Losing ground: Six months after Helene, local governments still haven’t been paid

Most days, Brandon Rogers has dirt under his fingernails — a badge of honest labor. Owner of a small auto repair shop on the outskirts of Canton, Rogers usually wakes up, puts on some sturdy workwear and heads to the shop to support his family, one customer at a time. Last Tuesday, his day began not with the percussive whir of impact wrenches or the earthy aroma of motor oil, but instead with a crisp suit and a trip to the airport.
After meetings with senators, members of Congress and federal administrators, Rogers wound up hearing his name echo off the walls of one of America’s most hallowed residences.
“I never thought that I would ever be at the White House when I signed up to run for commissioner,” said Rogers.
For Rogers, vice chair of the Haywood County Board of Commissioners, it was his second White House visit in the past few months — a poignant return on the six-month anniversary of Hurricane Helene, which saddled his rugged Appalachian county with tens of millions of dollars in damages.

## Prompt 1
In the article on Helene's aftermath, where is Brandon Rogers's auto repair shop located?
## Prompt 2
According to the article on Helene's aftermath, why was Rogers's second White House visit a poignant return?

## Data section
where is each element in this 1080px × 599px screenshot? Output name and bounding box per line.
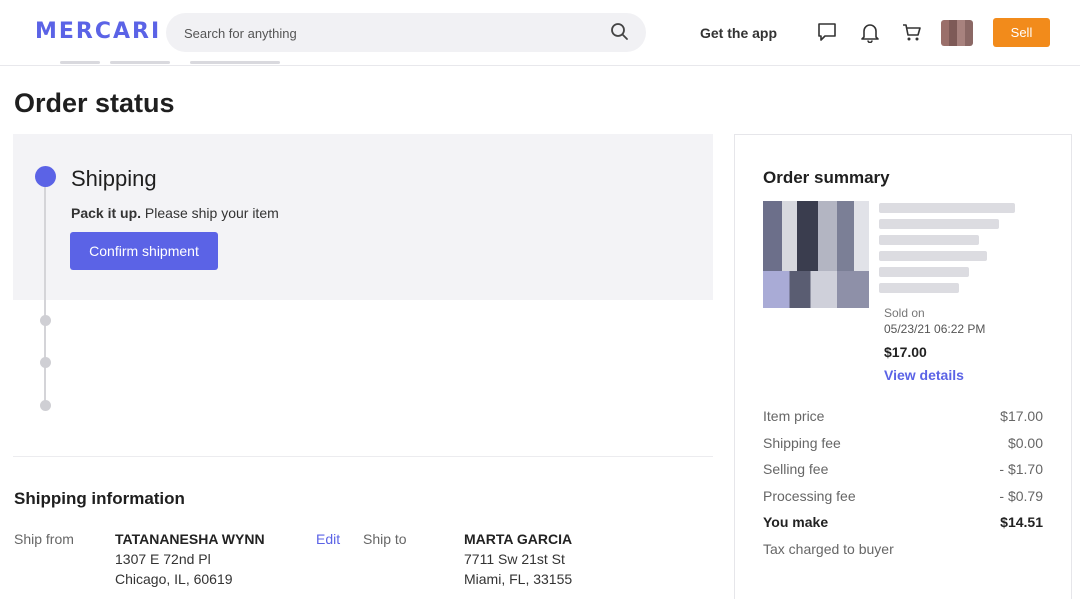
- timeline-step-active: [35, 166, 56, 187]
- view-details-link[interactable]: View details: [884, 367, 964, 383]
- ship-to-label: Ship to: [363, 531, 407, 547]
- ship-from-address-line2: Chicago, IL, 60619: [115, 571, 233, 587]
- timeline-step-pending: [40, 315, 51, 326]
- processing-fee-value: - $0.79: [999, 488, 1043, 504]
- search-bar[interactable]: [166, 13, 646, 52]
- item-title-blurred: [879, 203, 1019, 298]
- timeline-line: [44, 186, 46, 408]
- shipping-fee-value: $0.00: [1007, 435, 1043, 451]
- shipping-info-title: Shipping information: [14, 489, 185, 508]
- timeline-step-pending: [40, 400, 51, 411]
- bell-icon[interactable]: [859, 21, 881, 43]
- you-make-label: You make: [763, 514, 829, 530]
- processing-fee-label: Processing fee: [763, 488, 856, 504]
- cart-icon[interactable]: [901, 21, 923, 43]
- search-input[interactable]: [184, 23, 584, 43]
- selling-fee-label: Selling fee: [763, 461, 829, 477]
- mercari-logo[interactable]: MERCARI: [35, 19, 161, 44]
- shipping-fee-label: Shipping fee: [763, 435, 841, 451]
- you-make-value: $14.51: [1000, 514, 1043, 530]
- sell-button[interactable]: Sell: [993, 18, 1050, 47]
- confirm-shipment-button[interactable]: Confirm shipment: [70, 232, 218, 270]
- breadcrumb: [60, 58, 290, 66]
- item-price-value: $17.00: [1000, 408, 1043, 424]
- page-title: Order status: [14, 88, 175, 118]
- ship-from-name: TATANANESHA WYNN: [115, 531, 265, 547]
- search-icon[interactable]: [610, 22, 630, 42]
- item-thumbnail[interactable]: [763, 201, 869, 308]
- order-summary-title: Order summary: [763, 168, 890, 187]
- get-the-app-link[interactable]: Get the app: [700, 25, 777, 41]
- timeline-step-pending: [40, 357, 51, 368]
- avatar[interactable]: [941, 20, 973, 46]
- ship-from-address-line1: 1307 E 72nd Pl: [115, 551, 211, 567]
- section-divider: [13, 456, 713, 457]
- top-header: MERCARI Get the app Sell: [0, 0, 1080, 66]
- step-title: Shipping: [71, 166, 157, 191]
- item-sold-price: $17.00: [884, 344, 927, 360]
- message-icon[interactable]: [816, 21, 838, 43]
- ship-to-address-line1: 7711 Sw 21st St: [464, 551, 565, 567]
- tax-charged-label: Tax charged to buyer: [763, 541, 894, 557]
- item-price-label: Item price: [763, 408, 825, 424]
- sold-on-date: 05/23/21 06:22 PM: [884, 322, 986, 336]
- sold-on-label: Sold on: [884, 306, 925, 320]
- step-subtitle: Pack it up. Please ship your item: [71, 205, 279, 221]
- ship-to-name: MARTA GARCIA: [464, 531, 573, 547]
- selling-fee-value: - $1.70: [999, 461, 1043, 477]
- ship-to-address-line2: Miami, FL, 33155: [464, 571, 573, 587]
- edit-address-link[interactable]: Edit: [316, 531, 340, 547]
- ship-from-label: Ship from: [14, 531, 74, 547]
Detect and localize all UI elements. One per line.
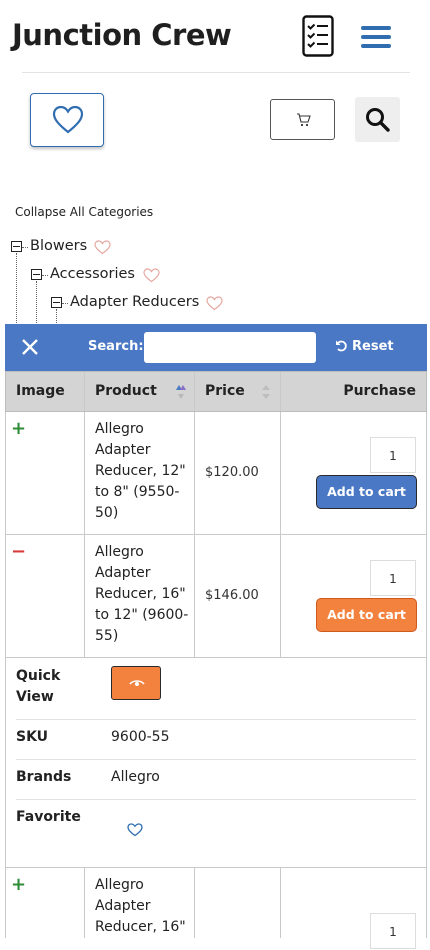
checklist-icon[interactable] <box>302 15 334 57</box>
reset-button[interactable]: Reset <box>335 339 394 354</box>
tree-connector <box>22 247 28 248</box>
cart-icon <box>297 113 311 127</box>
table-row: + Allegro Adapter Reducer, 12" to 8" (95… <box>5 412 427 535</box>
quick-view-label: Quick View <box>16 668 61 705</box>
eye-icon <box>129 680 145 686</box>
category-blowers[interactable]: Blowers <box>30 238 87 254</box>
tree-connector <box>62 303 68 304</box>
collapse-row-icon[interactable]: − <box>11 541 26 562</box>
expand-row-icon[interactable]: + <box>11 874 26 895</box>
collapse-all-categories-link[interactable]: Collapse All Categories <box>15 205 153 219</box>
close-icon[interactable] <box>20 337 40 357</box>
tree-connector <box>42 275 48 276</box>
search-input[interactable] <box>144 332 316 363</box>
heart-icon[interactable] <box>143 268 160 283</box>
search-button[interactable] <box>355 97 400 142</box>
tree-guide-line <box>56 309 57 325</box>
header-divider <box>22 72 410 73</box>
site-header: Junction Crew <box>0 0 430 72</box>
heart-icon[interactable] <box>206 296 223 311</box>
favorite-label: Favorite <box>16 809 81 825</box>
product-price: $120.00 <box>205 465 259 480</box>
tree-guide-line <box>36 281 37 325</box>
quantity-input[interactable]: 1 <box>370 437 416 473</box>
brands-label: Brands <box>16 769 72 785</box>
product-name[interactable]: Allegro Adapter Reducer, 12" to 8" (9550… <box>95 419 195 524</box>
quick-view-button[interactable] <box>111 666 161 700</box>
sort-icon[interactable] <box>173 383 189 401</box>
reset-label: Reset <box>352 339 394 354</box>
brand-logo[interactable]: Junction Crew <box>12 18 232 52</box>
reset-icon <box>336 340 347 352</box>
category-adapter-reducers[interactable]: Adapter Reducers <box>70 294 199 310</box>
table-row: + Allegro Adapter Reducer, 16" 1 <box>5 868 427 949</box>
table-header: Image Product Price Purchase <box>5 371 427 412</box>
favorites-button[interactable] <box>30 93 104 147</box>
product-price: $146.00 <box>205 588 259 603</box>
expand-row-icon[interactable]: + <box>11 418 26 439</box>
col-header-product[interactable]: Product <box>95 372 157 411</box>
brands-value[interactable]: Allegro <box>111 769 160 785</box>
sku-value: 9600-55 <box>111 729 170 745</box>
search-label: Search: <box>88 339 144 354</box>
cart-button[interactable] <box>270 99 335 140</box>
sku-label: SKU <box>16 729 49 745</box>
collapse-toggle[interactable] <box>31 269 42 280</box>
collapse-toggle[interactable] <box>11 241 22 252</box>
add-to-cart-button[interactable]: Add to cart <box>316 475 417 509</box>
sort-icon[interactable] <box>260 383 272 401</box>
quantity-input[interactable]: 1 <box>370 913 416 949</box>
col-header-image: Image <box>16 383 65 399</box>
heart-icon[interactable] <box>94 240 111 255</box>
category-accessories[interactable]: Accessories <box>50 266 135 282</box>
heart-icon <box>52 105 84 134</box>
collapse-toggle[interactable] <box>51 297 62 308</box>
row-detail-panel: Quick View SKU 9600-55 Brands Allegro Fa… <box>5 658 427 868</box>
add-to-cart-button[interactable]: Add to cart <box>316 598 417 632</box>
table-toolbar: Search: Reset <box>5 324 427 371</box>
hamburger-menu-icon[interactable] <box>361 26 391 48</box>
col-header-purchase: Purchase <box>343 383 416 399</box>
product-name[interactable]: Allegro Adapter Reducer, 16" <box>95 875 195 938</box>
product-name[interactable]: Allegro Adapter Reducer, 16" to 12" (960… <box>95 542 195 647</box>
table-row: − Allegro Adapter Reducer, 16" to 12" (9… <box>5 535 427 658</box>
col-header-price[interactable]: Price <box>205 372 245 411</box>
tree-guide-line <box>16 253 17 325</box>
quantity-input[interactable]: 1 <box>370 560 416 596</box>
heart-icon[interactable] <box>127 823 143 837</box>
search-icon <box>366 108 390 132</box>
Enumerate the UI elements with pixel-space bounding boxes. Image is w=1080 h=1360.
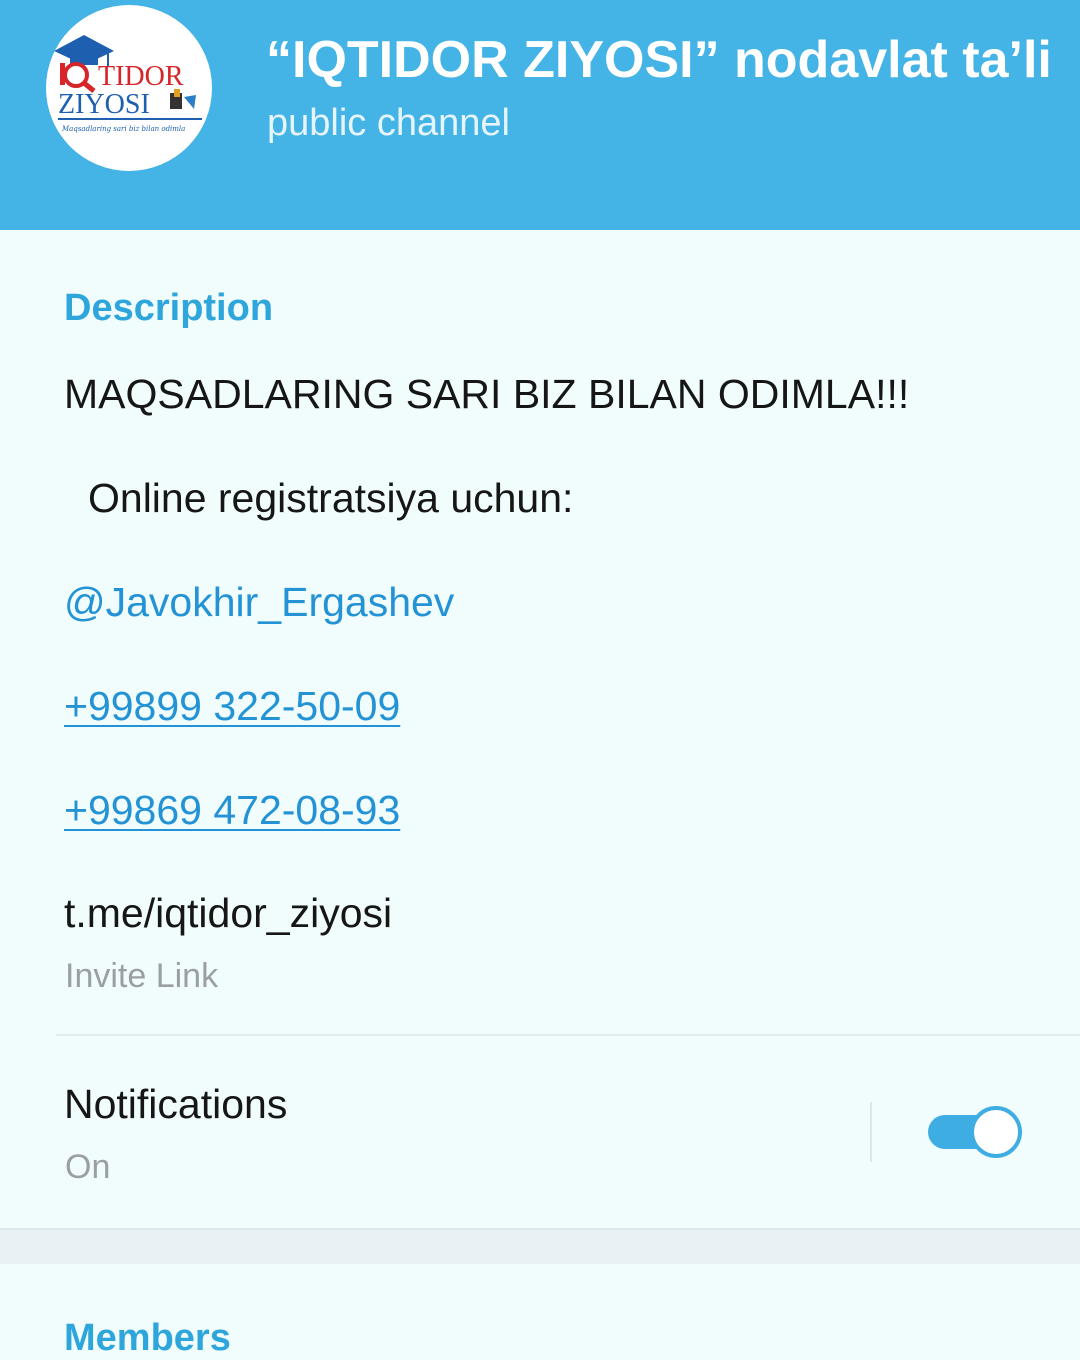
notifications-separator [870, 1102, 872, 1162]
phone-link-1[interactable]: +99899 322-50-09 [64, 681, 400, 731]
description-motto: MAQSADLARING SARI BIZ BILAN ODIMLA!!! [64, 371, 910, 417]
description-heading: Description [64, 287, 274, 329]
logo-tagline: Maqsadlaring sari biz bilan odimla [61, 125, 185, 133]
logo-text-line1: TIDOR [98, 61, 184, 92]
logo-text-line2: ZIYOSI [58, 89, 150, 120]
description-registration: Online registratsiya uchun: [88, 475, 574, 521]
section-divider [56, 1034, 1080, 1036]
phone-link-2[interactable]: +99869 472-08-93 [64, 785, 400, 835]
notifications-label[interactable]: Notifications [64, 1079, 287, 1129]
channel-avatar[interactable]: TIDOR ZIYOSI Maqsadlaring sari biz bilan… [46, 5, 212, 171]
invite-link[interactable]: t.me/iqtidor_ziyosi [64, 888, 392, 938]
notifications-toggle[interactable] [928, 1106, 1022, 1158]
iqtidor-ziyosi-logo: TIDOR ZIYOSI Maqsadlaring sari biz bilan… [54, 35, 202, 133]
channel-title: “IQTIDOR ZIYOSI” nodavlat ta’lim [266, 31, 1054, 89]
section-gap [0, 1228, 1080, 1264]
members-heading: Members [64, 1317, 231, 1359]
channel-header: TIDOR ZIYOSI Maqsadlaring sari biz bilan… [0, 0, 1080, 230]
notifications-status: On [65, 1148, 111, 1186]
username-link[interactable]: @Javokhir_Ergashev [64, 577, 454, 627]
invite-link-label: Invite Link [65, 957, 219, 995]
toggle-knob [970, 1106, 1022, 1158]
channel-type: public channel [267, 102, 510, 144]
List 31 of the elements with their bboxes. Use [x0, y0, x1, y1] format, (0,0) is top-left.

## Complete answer 1
On the outskirts of Canton.

## Complete answer 2
The visit fell on the six-month anniversary of Hurricane Helene. The storm left his Appalachian county, Haywood County, with tens of millions of dollars in damages.